Stored data:
-------------------------

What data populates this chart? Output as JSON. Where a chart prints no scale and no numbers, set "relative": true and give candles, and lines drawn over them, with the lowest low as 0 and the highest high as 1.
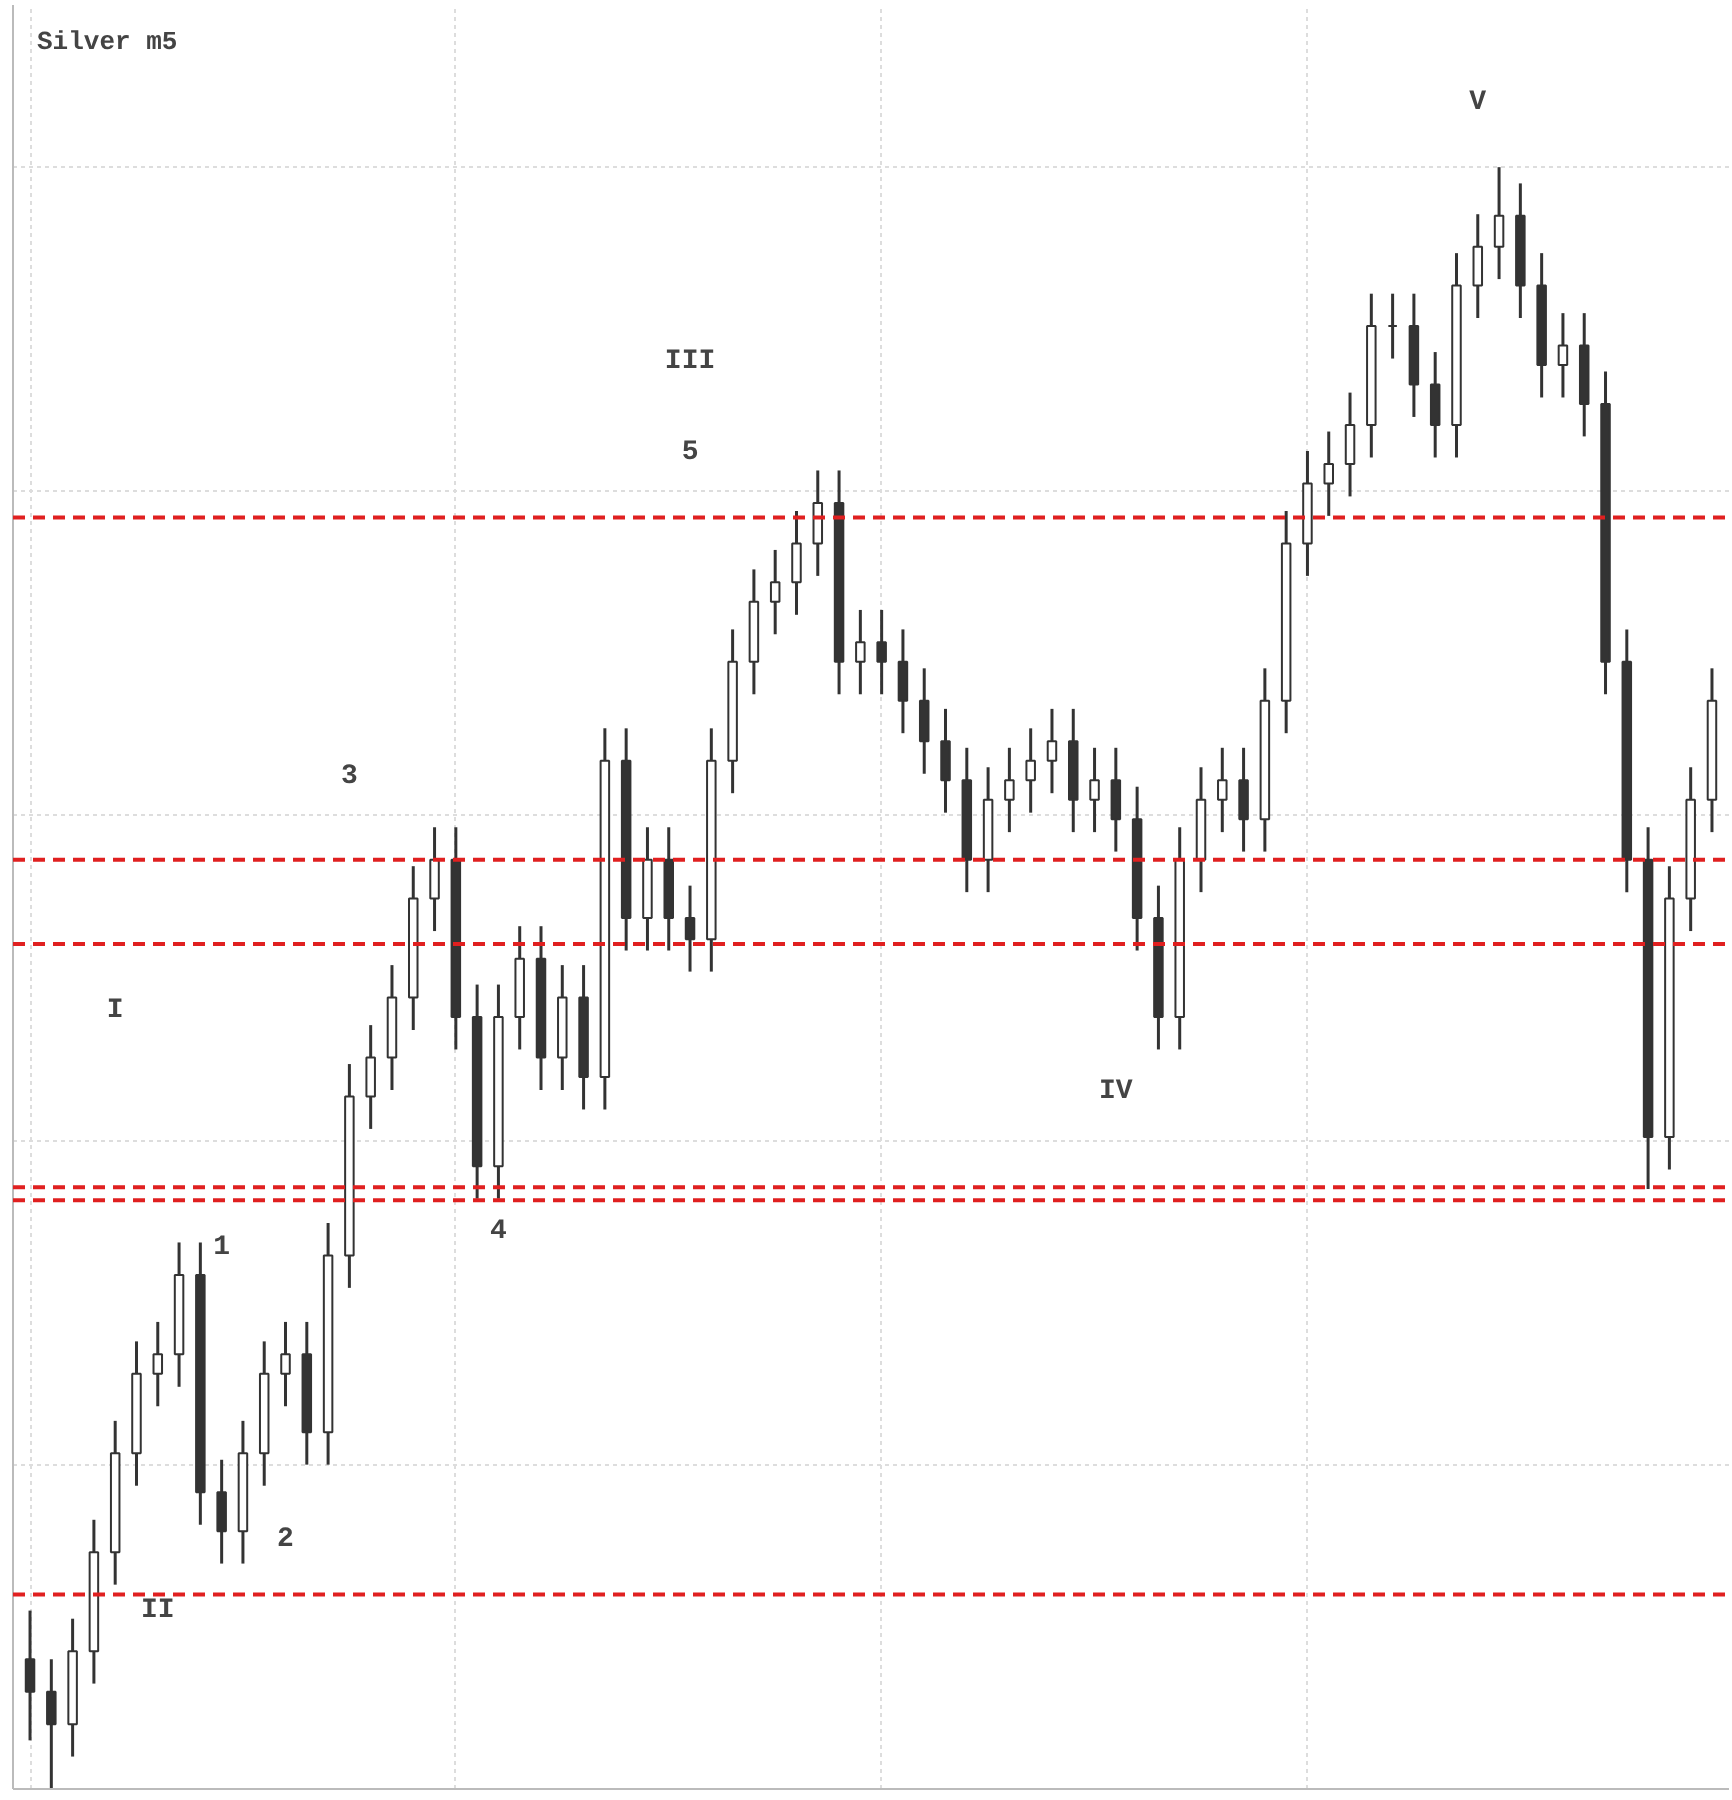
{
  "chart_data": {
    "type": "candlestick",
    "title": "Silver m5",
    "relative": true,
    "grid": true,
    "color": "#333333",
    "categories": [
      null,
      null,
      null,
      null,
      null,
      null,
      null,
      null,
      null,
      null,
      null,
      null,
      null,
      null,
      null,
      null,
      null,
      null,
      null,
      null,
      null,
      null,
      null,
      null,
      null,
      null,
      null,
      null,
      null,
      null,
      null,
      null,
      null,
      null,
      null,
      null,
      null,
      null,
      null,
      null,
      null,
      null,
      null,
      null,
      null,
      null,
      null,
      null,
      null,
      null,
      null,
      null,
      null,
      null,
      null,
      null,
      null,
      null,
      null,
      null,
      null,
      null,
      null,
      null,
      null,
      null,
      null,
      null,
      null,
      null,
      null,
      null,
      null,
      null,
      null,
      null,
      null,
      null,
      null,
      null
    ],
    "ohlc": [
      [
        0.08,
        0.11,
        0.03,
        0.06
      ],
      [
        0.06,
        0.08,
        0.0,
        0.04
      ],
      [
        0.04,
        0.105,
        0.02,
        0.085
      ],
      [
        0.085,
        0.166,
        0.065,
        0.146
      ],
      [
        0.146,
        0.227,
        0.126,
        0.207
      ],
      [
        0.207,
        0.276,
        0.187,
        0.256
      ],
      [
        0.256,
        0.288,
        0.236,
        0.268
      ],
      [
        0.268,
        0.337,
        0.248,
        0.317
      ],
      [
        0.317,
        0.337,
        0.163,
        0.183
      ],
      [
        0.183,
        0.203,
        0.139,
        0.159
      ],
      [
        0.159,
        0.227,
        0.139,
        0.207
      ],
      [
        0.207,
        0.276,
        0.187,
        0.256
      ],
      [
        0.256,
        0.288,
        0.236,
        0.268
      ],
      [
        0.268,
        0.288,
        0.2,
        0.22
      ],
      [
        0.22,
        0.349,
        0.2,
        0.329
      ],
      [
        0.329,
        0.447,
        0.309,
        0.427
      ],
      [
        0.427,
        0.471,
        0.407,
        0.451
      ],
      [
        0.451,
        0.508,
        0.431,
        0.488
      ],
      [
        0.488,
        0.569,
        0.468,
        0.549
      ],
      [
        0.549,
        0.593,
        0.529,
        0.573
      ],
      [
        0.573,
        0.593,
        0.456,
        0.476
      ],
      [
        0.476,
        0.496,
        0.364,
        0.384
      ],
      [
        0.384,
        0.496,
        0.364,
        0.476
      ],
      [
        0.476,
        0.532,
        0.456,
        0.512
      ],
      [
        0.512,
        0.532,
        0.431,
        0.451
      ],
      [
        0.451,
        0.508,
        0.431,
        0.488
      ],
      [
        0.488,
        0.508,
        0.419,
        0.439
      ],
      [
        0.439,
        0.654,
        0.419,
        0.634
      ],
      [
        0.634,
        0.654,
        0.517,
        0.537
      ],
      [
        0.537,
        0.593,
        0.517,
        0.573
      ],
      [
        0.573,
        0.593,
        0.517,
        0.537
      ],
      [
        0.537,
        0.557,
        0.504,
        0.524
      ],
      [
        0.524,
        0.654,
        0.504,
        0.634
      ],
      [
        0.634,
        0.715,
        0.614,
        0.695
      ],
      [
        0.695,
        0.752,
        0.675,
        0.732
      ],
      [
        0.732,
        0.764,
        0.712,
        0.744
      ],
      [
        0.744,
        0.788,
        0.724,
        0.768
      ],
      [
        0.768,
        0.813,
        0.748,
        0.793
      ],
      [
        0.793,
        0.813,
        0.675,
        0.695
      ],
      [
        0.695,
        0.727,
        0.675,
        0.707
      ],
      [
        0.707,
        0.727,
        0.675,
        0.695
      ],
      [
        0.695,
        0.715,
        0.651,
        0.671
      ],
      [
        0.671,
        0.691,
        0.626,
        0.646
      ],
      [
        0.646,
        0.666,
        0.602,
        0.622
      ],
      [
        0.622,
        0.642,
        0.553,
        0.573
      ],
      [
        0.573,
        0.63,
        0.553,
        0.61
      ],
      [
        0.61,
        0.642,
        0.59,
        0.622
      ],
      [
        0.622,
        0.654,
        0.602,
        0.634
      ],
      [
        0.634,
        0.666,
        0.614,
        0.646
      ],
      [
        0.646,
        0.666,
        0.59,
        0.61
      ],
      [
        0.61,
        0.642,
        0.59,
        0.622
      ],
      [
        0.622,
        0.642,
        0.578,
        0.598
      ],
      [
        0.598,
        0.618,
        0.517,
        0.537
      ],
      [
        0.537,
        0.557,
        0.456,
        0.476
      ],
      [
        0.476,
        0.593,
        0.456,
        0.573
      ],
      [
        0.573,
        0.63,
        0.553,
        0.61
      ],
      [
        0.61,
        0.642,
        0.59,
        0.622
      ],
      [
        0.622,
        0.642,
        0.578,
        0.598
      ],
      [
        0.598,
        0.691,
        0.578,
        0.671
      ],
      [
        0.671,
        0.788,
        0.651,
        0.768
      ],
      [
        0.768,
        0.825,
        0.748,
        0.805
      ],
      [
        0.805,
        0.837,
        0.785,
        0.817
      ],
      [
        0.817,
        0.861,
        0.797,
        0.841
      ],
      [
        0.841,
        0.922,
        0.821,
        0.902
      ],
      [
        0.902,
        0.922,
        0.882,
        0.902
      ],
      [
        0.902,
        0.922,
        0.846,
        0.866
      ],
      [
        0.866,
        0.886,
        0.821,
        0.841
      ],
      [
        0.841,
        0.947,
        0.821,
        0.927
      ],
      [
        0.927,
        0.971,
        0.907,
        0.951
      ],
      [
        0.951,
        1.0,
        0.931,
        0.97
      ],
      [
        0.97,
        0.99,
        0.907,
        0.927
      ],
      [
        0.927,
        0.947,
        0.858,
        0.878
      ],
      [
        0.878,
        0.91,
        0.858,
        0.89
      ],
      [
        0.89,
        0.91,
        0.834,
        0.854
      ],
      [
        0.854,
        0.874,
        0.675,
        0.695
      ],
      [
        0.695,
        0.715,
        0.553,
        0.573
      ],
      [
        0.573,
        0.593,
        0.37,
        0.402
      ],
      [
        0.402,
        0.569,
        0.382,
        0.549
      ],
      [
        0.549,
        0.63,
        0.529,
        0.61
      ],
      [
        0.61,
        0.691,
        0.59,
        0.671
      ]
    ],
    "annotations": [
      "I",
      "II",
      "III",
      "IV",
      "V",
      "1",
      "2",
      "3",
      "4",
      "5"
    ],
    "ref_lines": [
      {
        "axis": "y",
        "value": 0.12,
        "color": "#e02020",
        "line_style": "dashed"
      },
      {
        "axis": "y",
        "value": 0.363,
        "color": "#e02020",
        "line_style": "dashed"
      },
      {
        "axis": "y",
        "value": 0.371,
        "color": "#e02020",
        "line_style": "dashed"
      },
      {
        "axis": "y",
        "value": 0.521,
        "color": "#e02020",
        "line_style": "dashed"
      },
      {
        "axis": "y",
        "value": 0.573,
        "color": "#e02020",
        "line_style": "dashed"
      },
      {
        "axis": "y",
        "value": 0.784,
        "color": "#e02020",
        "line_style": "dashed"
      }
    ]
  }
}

-------------------------

_Task prompt:_ From the data above, gather every line that includes the word "value".

_Right answer:_
        "value": 0.12,
        "value": 0.363,
        "value": 0.371,
        "value": 0.521,
        "value": 0.573,
        "value": 0.784,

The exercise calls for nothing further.